-- Begin Information shown --

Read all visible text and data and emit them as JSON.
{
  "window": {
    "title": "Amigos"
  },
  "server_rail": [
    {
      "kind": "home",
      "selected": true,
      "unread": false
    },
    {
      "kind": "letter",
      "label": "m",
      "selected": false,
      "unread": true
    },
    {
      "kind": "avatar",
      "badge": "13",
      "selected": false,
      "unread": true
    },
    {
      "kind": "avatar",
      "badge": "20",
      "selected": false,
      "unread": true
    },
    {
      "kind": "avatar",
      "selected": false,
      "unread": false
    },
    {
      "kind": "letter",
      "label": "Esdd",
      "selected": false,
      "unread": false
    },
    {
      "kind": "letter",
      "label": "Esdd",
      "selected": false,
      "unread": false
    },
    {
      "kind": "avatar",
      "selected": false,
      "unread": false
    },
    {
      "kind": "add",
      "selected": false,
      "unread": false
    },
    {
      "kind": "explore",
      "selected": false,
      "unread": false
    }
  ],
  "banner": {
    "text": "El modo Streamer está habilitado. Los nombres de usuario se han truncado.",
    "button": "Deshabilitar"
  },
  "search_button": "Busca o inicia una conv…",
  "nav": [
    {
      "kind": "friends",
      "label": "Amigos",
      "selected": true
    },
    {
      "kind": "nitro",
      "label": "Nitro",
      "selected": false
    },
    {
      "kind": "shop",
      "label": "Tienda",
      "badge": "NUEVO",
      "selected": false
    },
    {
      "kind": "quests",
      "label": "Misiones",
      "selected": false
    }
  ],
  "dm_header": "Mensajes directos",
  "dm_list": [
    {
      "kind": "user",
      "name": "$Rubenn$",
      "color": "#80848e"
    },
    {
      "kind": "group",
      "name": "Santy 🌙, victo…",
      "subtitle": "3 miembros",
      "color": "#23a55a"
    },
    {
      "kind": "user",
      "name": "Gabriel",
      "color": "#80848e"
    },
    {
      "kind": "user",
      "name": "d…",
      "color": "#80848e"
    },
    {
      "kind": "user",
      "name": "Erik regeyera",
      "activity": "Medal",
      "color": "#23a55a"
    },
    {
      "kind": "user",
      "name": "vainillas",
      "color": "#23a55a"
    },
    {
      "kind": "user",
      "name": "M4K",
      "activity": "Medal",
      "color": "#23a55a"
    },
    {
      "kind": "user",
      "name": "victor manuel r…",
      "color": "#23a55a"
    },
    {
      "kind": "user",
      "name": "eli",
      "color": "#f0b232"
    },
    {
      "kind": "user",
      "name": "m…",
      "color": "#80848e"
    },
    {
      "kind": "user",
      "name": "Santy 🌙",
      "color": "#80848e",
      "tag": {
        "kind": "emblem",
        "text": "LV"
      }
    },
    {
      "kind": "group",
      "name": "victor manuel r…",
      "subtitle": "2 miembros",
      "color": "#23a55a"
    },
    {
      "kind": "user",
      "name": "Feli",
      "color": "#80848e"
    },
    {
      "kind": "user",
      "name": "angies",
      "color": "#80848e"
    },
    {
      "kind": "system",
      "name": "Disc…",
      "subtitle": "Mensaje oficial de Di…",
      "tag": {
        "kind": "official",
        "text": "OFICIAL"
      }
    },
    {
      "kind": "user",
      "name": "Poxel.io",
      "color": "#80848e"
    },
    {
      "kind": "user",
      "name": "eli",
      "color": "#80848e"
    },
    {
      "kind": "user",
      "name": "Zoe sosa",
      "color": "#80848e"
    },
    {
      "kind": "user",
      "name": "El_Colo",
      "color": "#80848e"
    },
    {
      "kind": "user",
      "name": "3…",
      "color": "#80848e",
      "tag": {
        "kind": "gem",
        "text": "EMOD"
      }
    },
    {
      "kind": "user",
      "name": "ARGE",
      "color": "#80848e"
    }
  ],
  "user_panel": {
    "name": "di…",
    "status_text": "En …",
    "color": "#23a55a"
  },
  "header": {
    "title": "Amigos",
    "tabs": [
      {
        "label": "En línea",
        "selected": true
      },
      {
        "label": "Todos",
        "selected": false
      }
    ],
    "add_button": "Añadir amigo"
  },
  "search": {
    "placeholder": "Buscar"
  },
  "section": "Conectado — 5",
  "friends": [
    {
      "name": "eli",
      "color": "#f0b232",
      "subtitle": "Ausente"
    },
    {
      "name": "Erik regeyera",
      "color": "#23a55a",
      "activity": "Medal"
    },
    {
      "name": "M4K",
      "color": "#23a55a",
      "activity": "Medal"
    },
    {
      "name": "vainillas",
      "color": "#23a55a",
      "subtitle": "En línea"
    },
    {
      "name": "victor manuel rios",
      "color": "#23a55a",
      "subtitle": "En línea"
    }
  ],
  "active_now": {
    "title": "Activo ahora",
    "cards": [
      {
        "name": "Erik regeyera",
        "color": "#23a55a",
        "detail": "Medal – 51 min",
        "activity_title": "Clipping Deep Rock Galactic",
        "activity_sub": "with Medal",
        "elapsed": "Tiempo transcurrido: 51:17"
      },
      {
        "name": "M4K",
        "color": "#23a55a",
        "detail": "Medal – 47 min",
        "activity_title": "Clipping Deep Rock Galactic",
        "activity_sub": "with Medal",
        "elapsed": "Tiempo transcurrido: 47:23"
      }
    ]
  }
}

-- End Information shown --

» **Direction**:
Write out every entry verbatim.

» **Correct response**:
Read all visible text and data and emit them as JSON.
{
  "window": {
    "title": "Amigos"
  },
  "server_rail": [
    {
      "kind": "home",
      "selected": true,
      "unread": false
    },
    {
      "kind": "letter",
      "label": "m",
      "selected": false,
      "unread": true
    },
    {
      "kind": "avatar",
      "badge": "13",
      "selected": false,
      "unread": true
    },
    {
      "kind": "avatar",
      "badge": "20",
      "selected": false,
      "unread": true
    },
    {
      "kind": "avatar",
      "selected": false,
      "unread": false
    },
    {
      "kind": "letter",
      "label": "Esdd",
      "selected": false,
      "unread": false
    },
    {
      "kind": "letter",
      "label": "Esdd",
      "selected": false,
      "unread": false
    },
    {
      "kind": "avatar",
      "selected": false,
      "unread": false
    },
    {
      "kind": "add",
      "selected": false,
      "unread": false
    },
    {
      "kind": "explore",
      "selected": false,
      "unread": false
    }
  ],
  "banner": {
    "text": "El modo Streamer está habilitado. Los nombres de usuario se han truncado.",
    "button": "Deshabilitar"
  },
  "search_button": "Busca o inicia una conv…",
  "nav": [
    {
      "kind": "friends",
      "label": "Amigos",
      "selected": true
    },
    {
      "kind": "nitro",
      "label": "Nitro",
      "selected": false
    },
    {
      "kind": "shop",
      "label": "Tienda",
      "badge": "NUEVO",
      "selected": false
    },
    {
      "kind": "quests",
      "label": "Misiones",
      "selected": false
    }
  ],
  "dm_header": "Mensajes directos",
  "dm_list": [
    {
      "kind": "user",
      "name": "$Rubenn$",
      "color": "#80848e"
    },
    {
      "kind": "group",
      "name": "Santy 🌙, victo…",
      "subtitle": "3 miembros",
      "color": "#23a55a"
    },
    {
      "kind": "user",
      "name": "Gabriel",
      "color": "#80848e"
    },
    {
      "kind": "user",
      "name": "d…",
      "color": "#80848e"
    },
    {
      "kind": "user",
      "name": "Erik regeyera",
      "activity": "Medal",
      "color": "#23a55a"
    },
    {
      "kind": "user",
      "name": "vainillas",
      "color": "#23a55a"
    },
    {
      "kind": "user",
      "name": "M4K",
      "activity": "Medal",
      "color": "#23a55a"
    },
    {
      "kind": "user",
      "name": "victor manuel r…",
      "color": "#23a55a"
    },
    {
      "kind": "user",
      "name": "eli",
      "color": "#f0b232"
    },
    {
      "kind": "user",
      "name": "m…",
      "color": "#80848e"
    },
    {
      "kind": "user",
      "name": "Santy 🌙",
      "color": "#80848e",
      "tag": {
        "kind": "emblem",
        "text": "LV"
      }
    },
    {
      "kind": "group",
      "name": "victor manuel r…",
      "subtitle": "2 miembros",
      "color": "#23a55a"
    },
    {
      "kind": "user",
      "name": "Feli",
      "color": "#80848e"
    },
    {
      "kind": "user",
      "name": "angies",
      "color": "#80848e"
    },
    {
      "kind": "system",
      "name": "Disc…",
      "subtitle": "Mensaje oficial de Di…",
      "tag": {
        "kind": "official",
        "text": "OFICIAL"
      }
    },
    {
      "kind": "user",
      "name": "Poxel.io",
      "color": "#80848e"
    },
    {
      "kind": "user",
      "name": "eli",
      "color": "#80848e"
    },
    {
      "kind": "user",
      "name": "Zoe sosa",
      "color": "#80848e"
    },
    {
      "kind": "user",
      "name": "El_Colo",
      "color": "#80848e"
    },
    {
      "kind": "user",
      "name": "3…",
      "color": "#80848e",
      "tag": {
        "kind": "gem",
        "text": "EMOD"
      }
    },
    {
      "kind": "user",
      "name": "ARGE",
      "color": "#80848e"
    }
  ],
  "user_panel": {
    "name": "di…",
    "status_text": "En …",
    "color": "#23a55a"
  },
  "header": {
    "title": "Amigos",
    "tabs": [
      {
        "label": "En línea",
        "selected": true
      },
      {
        "label": "Todos",
        "selected": false
      }
    ],
    "add_button": "Añadir amigo"
  },
  "search": {
    "placeholder": "Buscar"
  },
  "section": "Conectado — 5",
  "friends": [
    {
      "name": "eli",
      "color": "#f0b232",
      "subtitle": "Ausente"
    },
    {
      "name": "Erik regeyera",
      "color": "#23a55a",
      "activity": "Medal"
    },
    {
      "name": "M4K",
      "color": "#23a55a",
      "activity": "Medal"
    },
    {
      "name": "vainillas",
      "color": "#23a55a",
      "subtitle": "En línea"
    },
    {
      "name": "victor manuel rios",
      "color": "#23a55a",
      "subtitle": "En línea"
    }
  ],
  "active_now": {
    "title": "Activo ahora",
    "cards": [
      {
        "name": "Erik regeyera",
        "color": "#23a55a",
        "detail": "Medal – 51 min",
        "activity_title": "Clipping Deep Rock Galactic",
        "activity_sub": "with Medal",
        "elapsed": "Tiempo transcurrido: 51:17"
      },
      {
        "name": "M4K",
        "color": "#23a55a",
        "detail": "Medal – 47 min",
        "activity_title": "Clipping Deep Rock Galactic",
        "activity_sub": "with Medal",
        "elapsed": "Tiempo transcurrido: 47:23"
      }
    ]
  }
}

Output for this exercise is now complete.